Directions:
How many lines in the listing below include the word "much"? Answer with the number and nothing else.

----

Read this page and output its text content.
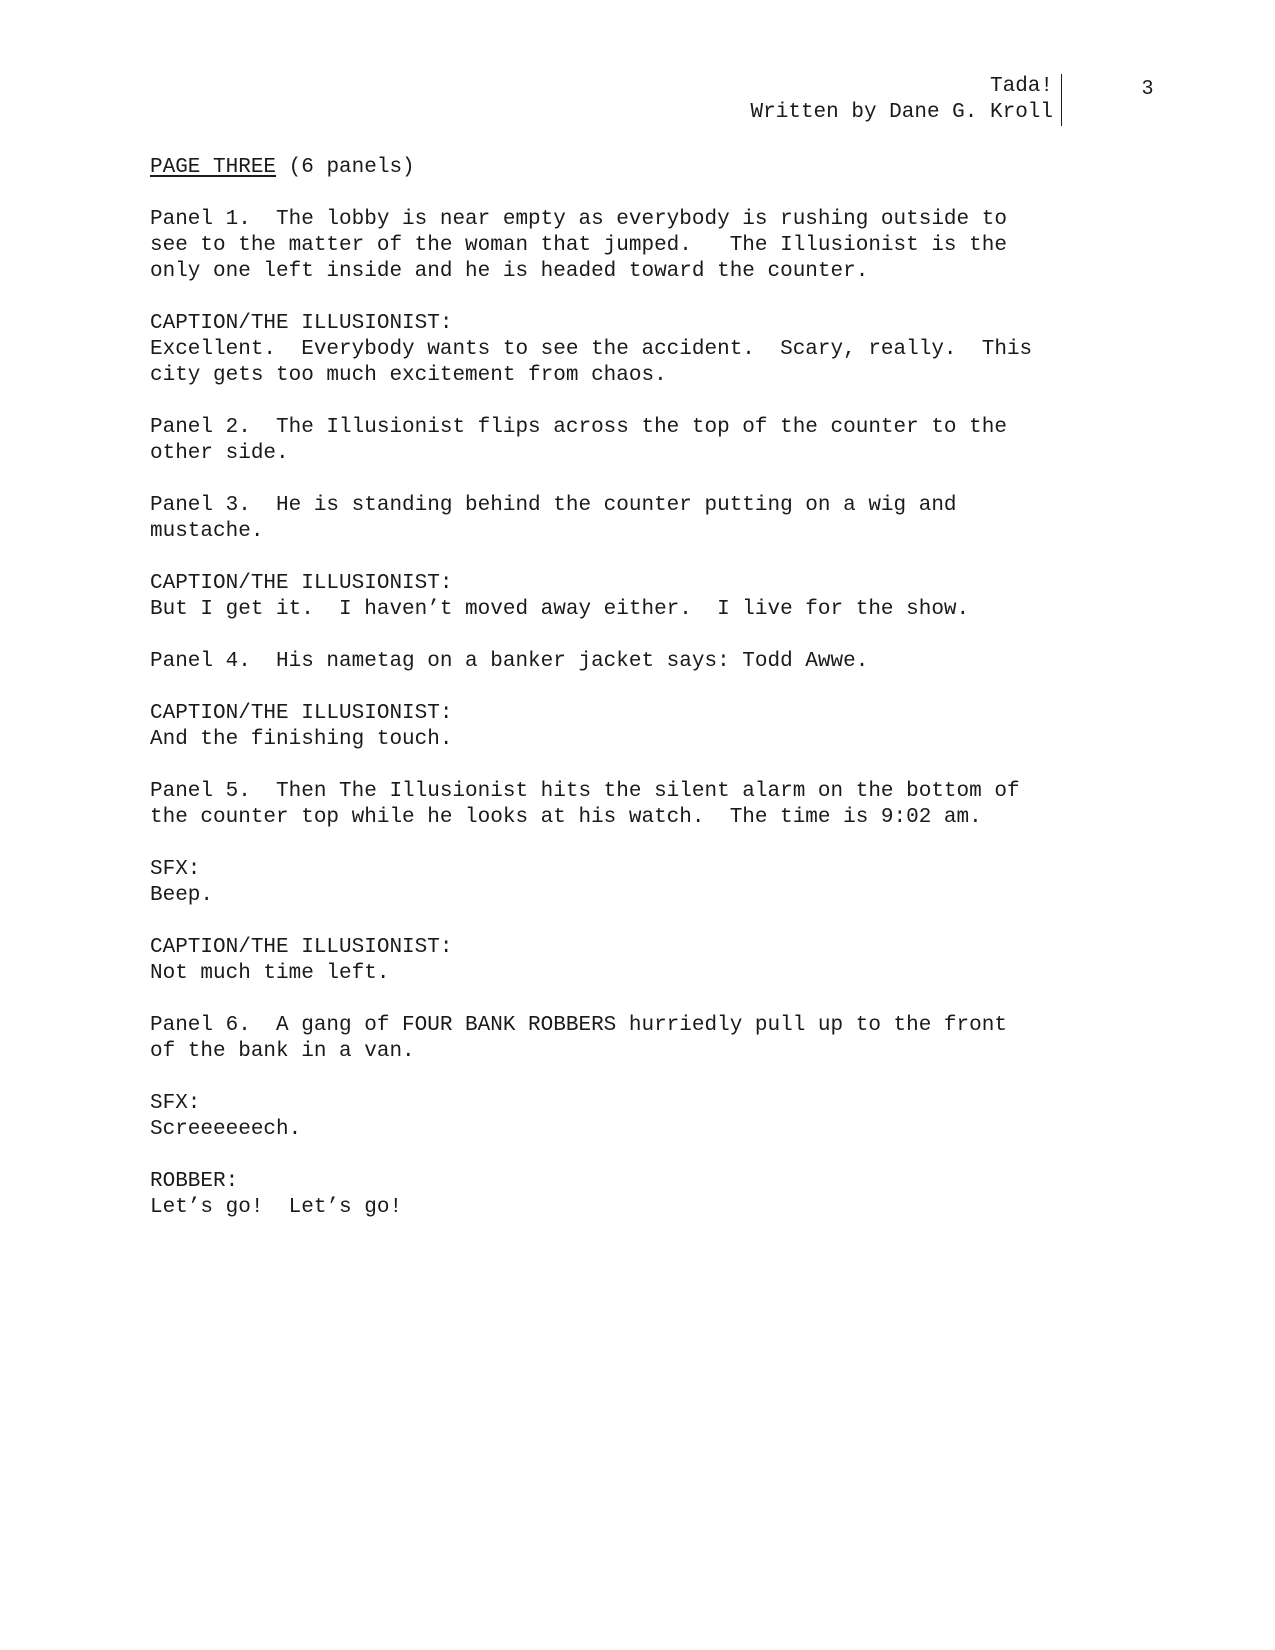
Tada!
Written by Dane G. Kroll
3
PAGE THREE (6 panels)

Panel 1.  The lobby is near empty as everybody is rushing outside to

see to the matter of the woman that jumped.   The Illusionist is the

only one left inside and he is headed toward the counter.

CAPTION/THE ILLUSIONIST:

Excellent.  Everybody wants to see the accident.  Scary, really.  This

city gets too much excitement from chaos.

Panel 2.  The Illusionist flips across the top of the counter to the

other side.

Panel 3.  He is standing behind the counter putting on a wig and

mustache.

CAPTION/THE ILLUSIONIST:

But I get it.  I haven’t moved away either.  I live for the show.

Panel 4.  His nametag on a banker jacket says: Todd Awwe.

CAPTION/THE ILLUSIONIST:

And the finishing touch.

Panel 5.  Then The Illusionist hits the silent alarm on the bottom of

the counter top while he looks at his watch.  The time is 9:02 am.

SFX:

Beep.

CAPTION/THE ILLUSIONIST:

Not much time left.

Panel 6.  A gang of FOUR BANK ROBBERS hurriedly pull up to the front

of the bank in a van.

SFX:

Screeeeeech.

ROBBER:

Let’s go!  Let’s go!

----

Expected answer:
2